> [Instruction]
Copy every record below, exactly as written.

> [The input]
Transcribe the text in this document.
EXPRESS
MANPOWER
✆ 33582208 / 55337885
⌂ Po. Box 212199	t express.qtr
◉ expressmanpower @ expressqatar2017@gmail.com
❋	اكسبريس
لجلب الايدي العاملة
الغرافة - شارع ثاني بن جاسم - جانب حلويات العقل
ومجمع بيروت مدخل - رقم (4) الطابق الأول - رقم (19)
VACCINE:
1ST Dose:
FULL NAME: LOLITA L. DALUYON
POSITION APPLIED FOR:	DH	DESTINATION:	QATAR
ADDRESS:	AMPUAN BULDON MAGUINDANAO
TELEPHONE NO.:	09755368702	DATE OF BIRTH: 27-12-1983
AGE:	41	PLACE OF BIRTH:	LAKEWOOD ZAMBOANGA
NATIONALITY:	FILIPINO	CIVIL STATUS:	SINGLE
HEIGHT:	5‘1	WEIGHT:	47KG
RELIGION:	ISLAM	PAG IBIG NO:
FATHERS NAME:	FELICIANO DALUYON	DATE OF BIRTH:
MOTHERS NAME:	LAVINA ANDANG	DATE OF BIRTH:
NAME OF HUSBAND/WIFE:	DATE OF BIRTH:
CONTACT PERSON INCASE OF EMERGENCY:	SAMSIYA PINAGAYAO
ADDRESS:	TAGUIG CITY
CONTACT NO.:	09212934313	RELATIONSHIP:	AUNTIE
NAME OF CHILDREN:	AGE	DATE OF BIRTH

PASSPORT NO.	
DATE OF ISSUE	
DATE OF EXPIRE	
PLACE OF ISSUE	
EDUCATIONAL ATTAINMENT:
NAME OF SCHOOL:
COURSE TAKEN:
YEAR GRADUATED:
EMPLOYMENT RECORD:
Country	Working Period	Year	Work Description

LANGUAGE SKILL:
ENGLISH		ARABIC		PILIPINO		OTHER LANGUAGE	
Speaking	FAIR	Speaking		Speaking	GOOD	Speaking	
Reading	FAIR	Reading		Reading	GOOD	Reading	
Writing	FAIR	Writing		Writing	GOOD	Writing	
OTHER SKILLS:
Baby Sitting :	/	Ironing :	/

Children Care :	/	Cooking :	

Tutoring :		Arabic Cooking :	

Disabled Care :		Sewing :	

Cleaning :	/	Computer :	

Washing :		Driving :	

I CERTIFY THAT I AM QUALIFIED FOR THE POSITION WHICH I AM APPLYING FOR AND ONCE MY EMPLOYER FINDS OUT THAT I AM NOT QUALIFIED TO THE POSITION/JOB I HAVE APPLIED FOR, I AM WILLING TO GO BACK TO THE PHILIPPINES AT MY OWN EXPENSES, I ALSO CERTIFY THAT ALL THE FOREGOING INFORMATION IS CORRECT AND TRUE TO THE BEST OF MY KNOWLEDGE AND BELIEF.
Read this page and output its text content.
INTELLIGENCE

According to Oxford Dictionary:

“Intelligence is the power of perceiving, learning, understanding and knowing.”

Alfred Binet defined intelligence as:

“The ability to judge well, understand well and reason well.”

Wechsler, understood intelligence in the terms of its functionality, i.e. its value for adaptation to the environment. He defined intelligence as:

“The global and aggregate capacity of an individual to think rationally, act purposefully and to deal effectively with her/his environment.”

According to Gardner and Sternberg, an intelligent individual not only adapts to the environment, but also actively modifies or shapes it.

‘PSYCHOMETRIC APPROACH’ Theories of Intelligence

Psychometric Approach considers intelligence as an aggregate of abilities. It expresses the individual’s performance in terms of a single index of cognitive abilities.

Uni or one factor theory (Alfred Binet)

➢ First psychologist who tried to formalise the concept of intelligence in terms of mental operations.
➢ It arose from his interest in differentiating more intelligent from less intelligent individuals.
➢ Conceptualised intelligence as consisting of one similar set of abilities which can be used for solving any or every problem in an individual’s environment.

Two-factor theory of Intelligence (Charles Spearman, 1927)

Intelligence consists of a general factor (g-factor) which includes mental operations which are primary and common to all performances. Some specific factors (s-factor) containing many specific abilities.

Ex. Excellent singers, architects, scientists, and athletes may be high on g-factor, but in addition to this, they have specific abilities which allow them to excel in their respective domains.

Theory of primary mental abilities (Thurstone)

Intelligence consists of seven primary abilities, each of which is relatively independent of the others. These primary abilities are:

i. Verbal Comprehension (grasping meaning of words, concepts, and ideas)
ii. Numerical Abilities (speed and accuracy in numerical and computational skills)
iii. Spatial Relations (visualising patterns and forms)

> [Task result]
Transcribe the text in this document.
EXPRESS
MANPOWER
✆ 33582208 / 55337885
⌂ Po. Box 212199	t express.qtr
◉ expressmanpower @ expressqatar2017@gmail.com
❋	اكسبريس
لجلب الايدي العاملة
الغرافة - شارع ثاني بن جاسم - جانب حلويات العقل
ومجمع بيروت مدخل - رقم (4) الطابق الأول - رقم (19)
VACCINE:
1ST Dose:
FULL NAME: LOLITA L. DALUYON
POSITION APPLIED FOR:	DH	DESTINATION:	QATAR
ADDRESS:	AMPUAN BULDON MAGUINDANAO
TELEPHONE NO.:	09755368702	DATE OF BIRTH: 27-12-1983
AGE:	41	PLACE OF BIRTH:	LAKEWOOD ZAMBOANGA
NATIONALITY:	FILIPINO	CIVIL STATUS:	SINGLE
HEIGHT:	5‘1	WEIGHT:	47KG
RELIGION:	ISLAM	PAG IBIG NO:
FATHERS NAME:	FELICIANO DALUYON	DATE OF BIRTH:
MOTHERS NAME:	LAVINA ANDANG	DATE OF BIRTH:
NAME OF HUSBAND/WIFE:	DATE OF BIRTH:
CONTACT PERSON INCASE OF EMERGENCY:	SAMSIYA PINAGAYAO
ADDRESS:	TAGUIG CITY
CONTACT NO.:	09212934313	RELATIONSHIP:	AUNTIE
NAME OF CHILDREN:	AGE	DATE OF BIRTH

PASSPORT NO.	
DATE OF ISSUE	
DATE OF EXPIRE	
PLACE OF ISSUE	
EDUCATIONAL ATTAINMENT:
NAME OF SCHOOL:
COURSE TAKEN:
YEAR GRADUATED:
EMPLOYMENT RECORD:
Country	Working Period	Year	Work Description

LANGUAGE SKILL:
ENGLISH		ARABIC		PILIPINO		OTHER LANGUAGE	
Speaking	FAIR	Speaking		Speaking	GOOD	Speaking	
Reading	FAIR	Reading		Reading	GOOD	Reading	
Writing	FAIR	Writing		Writing	GOOD	Writing	
OTHER SKILLS:
Baby Sitting :	/	Ironing :	/

Children Care :	/	Cooking :	

Tutoring :		Arabic Cooking :	

Disabled Care :		Sewing :	

Cleaning :	/	Computer :	

Washing :		Driving :	

I CERTIFY THAT I AM QUALIFIED FOR THE POSITION WHICH I AM APPLYING FOR AND ONCE MY EMPLOYER FINDS OUT THAT I AM NOT QUALIFIED TO THE POSITION/JOB I HAVE APPLIED FOR, I AM WILLING TO GO BACK TO THE PHILIPPINES AT MY OWN EXPENSES, I ALSO CERTIFY THAT ALL THE FOREGOING INFORMATION IS CORRECT AND TRUE TO THE BEST OF MY KNOWLEDGE AND BELIEF.
Read this page and output its text content.
INTELLIGENCE

According to Oxford Dictionary:

“Intelligence is the power of perceiving, learning, understanding and knowing.”

Alfred Binet defined intelligence as:

“The ability to judge well, understand well and reason well.”

Wechsler, understood intelligence in the terms of its functionality, i.e. its value for adaptation to the environment. He defined intelligence as:

“The global and aggregate capacity of an individual to think rationally, act purposefully and to deal effectively with her/his environment.”

According to Gardner and Sternberg, an intelligent individual not only adapts to the environment, but also actively modifies or shapes it.

‘PSYCHOMETRIC APPROACH’ Theories of Intelligence

Psychometric Approach considers intelligence as an aggregate of abilities. It expresses the individual’s performance in terms of a single index of cognitive abilities.

Uni or one factor theory (Alfred Binet)

➢ First psychologist who tried to formalise the concept of intelligence in terms of mental operations.
➢ It arose from his interest in differentiating more intelligent from less intelligent individuals.
➢ Conceptualised intelligence as consisting of one similar set of abilities which can be used for solving any or every problem in an individual’s environment.

Two-factor theory of Intelligence (Charles Spearman, 1927)

Intelligence consists of a general factor (g-factor) which includes mental operations which are primary and common to all performances. Some specific factors (s-factor) containing many specific abilities.

Ex. Excellent singers, architects, scientists, and athletes may be high on g-factor, but in addition to this, they have specific abilities which allow them to excel in their respective domains.

Theory of primary mental abilities (Thurstone)

Intelligence consists of seven primary abilities, each of which is relatively independent of the others. These primary abilities are:

i. Verbal Comprehension (grasping meaning of words, concepts, and ideas)
ii. Numerical Abilities (speed and accuracy in numerical and computational skills)
iii. Spatial Relations (visualising patterns and forms)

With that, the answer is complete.